━━ Recorded information

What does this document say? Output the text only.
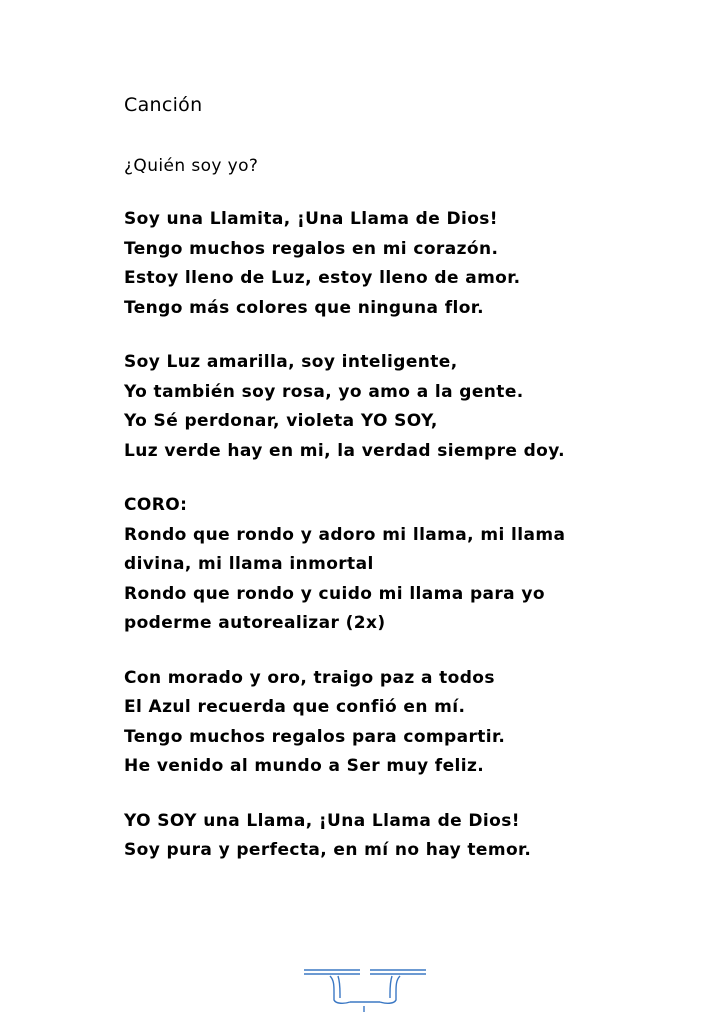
Canción
¿Quién soy yo?
Soy una Llamita, ¡Una Llama de Dios!
Tengo muchos regalos en mi corazón.
Estoy lleno de Luz, estoy lleno de amor.
Tengo más colores que ninguna flor.
Soy Luz amarilla, soy inteligente,
Yo también soy rosa, yo amo a la gente.
Yo Sé perdonar, violeta YO SOY,
Luz verde hay en mi, la verdad siempre doy.
CORO:
Rondo que rondo y adoro mi llama, mi llama
divina, mi llama inmortal
Rondo que rondo y cuido mi llama para yo
poderme autorealizar (2x)
Con morado y oro, traigo paz a todos
El Azul recuerda que confió en mí.
Tengo muchos regalos para compartir.
He venido al mundo a Ser muy feliz.
YO SOY una Llama, ¡Una Llama de Dios!
Soy pura y perfecta, en mí no hay temor.
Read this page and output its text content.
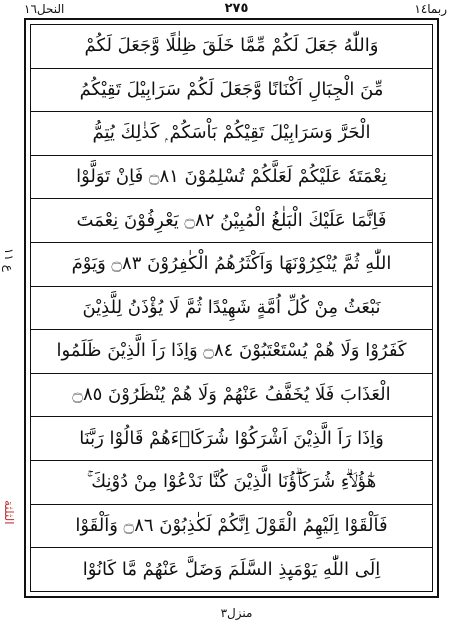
النحل١٦	٢٧٥	ربما١٤
ع ١١
الثلثة
وَاللّٰهُ جَعَلَ لَكُمْ مِّمَّا خَلَقَ ظِلٰلًا وَّجَعَلَ لَكُمْ
مِّنَ الْجِبَالِ اَكْنَانًا وَّجَعَلَ لَكُمْ سَرَابِيْلَ تَقِيْكُمُ
الْحَرَّ وَسَرَابِيْلَ تَقِيْكُمْ بَاْسَكُمْ ۭ كَذٰلِكَ يُتِمُّ
نِعْمَتَهٗ عَلَيْكُمْ لَعَلَّكُمْ تُسْلِمُوْنَ ۝٨١ فَاِنْ تَوَلَّوْا
فَاِنَّمَا عَلَيْكَ الْبَلٰغُ الْمُبِيْنُ ۝٨٢ يَعْرِفُوْنَ نِعْمَتَ
اللّٰهِ ثُمَّ يُنْكِرُوْنَهَا وَاَكْثَرُهُمُ الْكٰفِرُوْنَ ۝٨٣ وَيَوْمَ
نَبْعَثُ مِنْ كُلِّ اُمَّةٍ شَهِيْدًا ثُمَّ لَا يُؤْذَنُ لِلَّذِيْنَ
كَفَرُوْا وَلَا هُمْ يُسْتَعْتَبُوْنَ ۝٨٤ وَاِذَا رَاَ الَّذِيْنَ ظَلَمُوا
الْعَذَابَ فَلَا يُخَفَّفُ عَنْهُمْ وَلَا هُمْ يُنْظَرُوْنَ ۝٨٥
وَاِذَا رَاَ الَّذِيْنَ اَشْرَكُوْا شُرَكَاۗءَهُمْ قَالُوْا رَبَّنَا
هٰٓؤُلَاۗءِ شُرَكَاۗؤُنَا الَّذِيْنَ كُنَّا نَدْعُوْا مِنْ دُوْنِكَ ۚ
فَاَلْقَوْا اِلَيْهِمُ الْقَوْلَ اِنَّكُمْ لَكٰذِبُوْنَ ۝٨٦ وَاَلْقَوْا
اِلَى اللّٰهِ يَوْمَىِٕذِ السَّلَمَ وَضَلَّ عَنْهُمْ مَّا كَانُوْا
منزل٣
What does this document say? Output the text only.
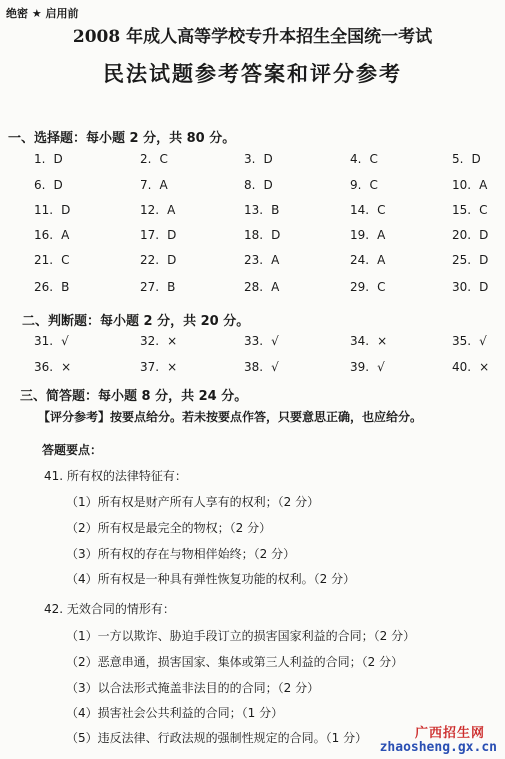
绝密 ★ 启用前
2008 年成人高等学校专升本招生全国统一考试
民法试题参考答案和评分参考
一、选择题：每小题 2 分，共 80 分。
1. D	2. C	3. D	4. C	5. D
6. D	7. A	8. D	9. C	10. A
11. D	12. A	13. B	14. C	15. C
16. A	17. D	18. D	19. A	20. D
21. C	22. D	23. A	24. A	25. D
26. B	27. B	28. A	29. C	30. D
二、判断题：每小题 2 分，共 20 分。
31. √	32. ×	33. √	34. ×	35. √
36. ×	37. ×	38. √	39. √	40. ×
三、简答题：每小题 8 分，共 24 分。
【评分参考】按要点给分。若未按要点作答，只要意思正确，也应给分。
答题要点：
41. 所有权的法律特征有：
（1）所有权是财产所有人享有的权利；（2 分）
（2）所有权是最完全的物权；（2 分）
（3）所有权的存在与物相伴始终；（2 分）
（4）所有权是一种具有弹性恢复功能的权利。（2 分）
42. 无效合同的情形有：
（1）一方以欺诈、胁迫手段订立的损害国家利益的合同；（2 分）
（2）恶意串通，损害国家、集体或第三人利益的合同；（2 分）
（3）以合法形式掩盖非法目的的合同；（2 分）
（4）损害社会公共利益的合同；（1 分）
（5）违反法律、行政法规的强制性规定的合同。（1 分）	广西招生网
zhaosheng.gx.cn
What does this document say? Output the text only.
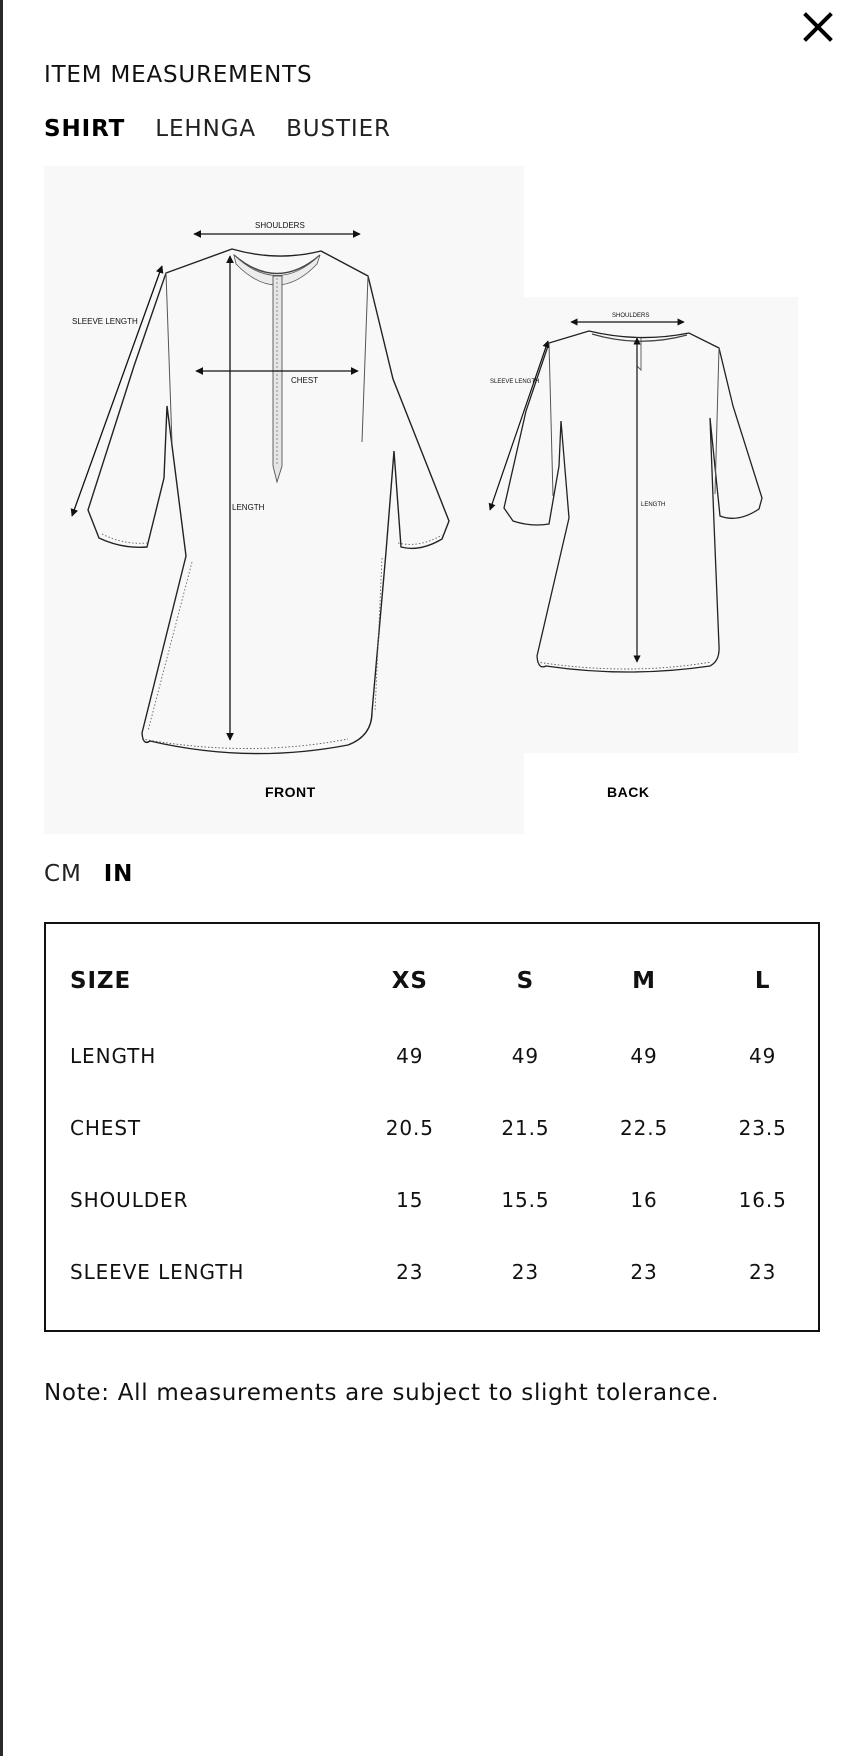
ITEM MEASUREMENTS
SHIRT LEHNGA BUSTIER
SHOULDERS
CHEST
LENGTH
SLEEVE LENGTH
SHOULDERS
LENGTH
SLEEVE LENGTH
FRONT	BACK
CM IN
SIZE	XS	S	M	L
LENGTH	49	49	49	49
CHEST	20.5	21.5	22.5	23.5
SHOULDER	15	15.5	16	16.5
SLEEVE LENGTH	23	23	23	23
Note: All measurements are subject to slight tolerance.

━━━━

Return every line above in which the string "Dios" occurs.

Soy una Llamita, ¡Una Llama de Dios!
YO SOY una Llama, ¡Una Llama de Dios!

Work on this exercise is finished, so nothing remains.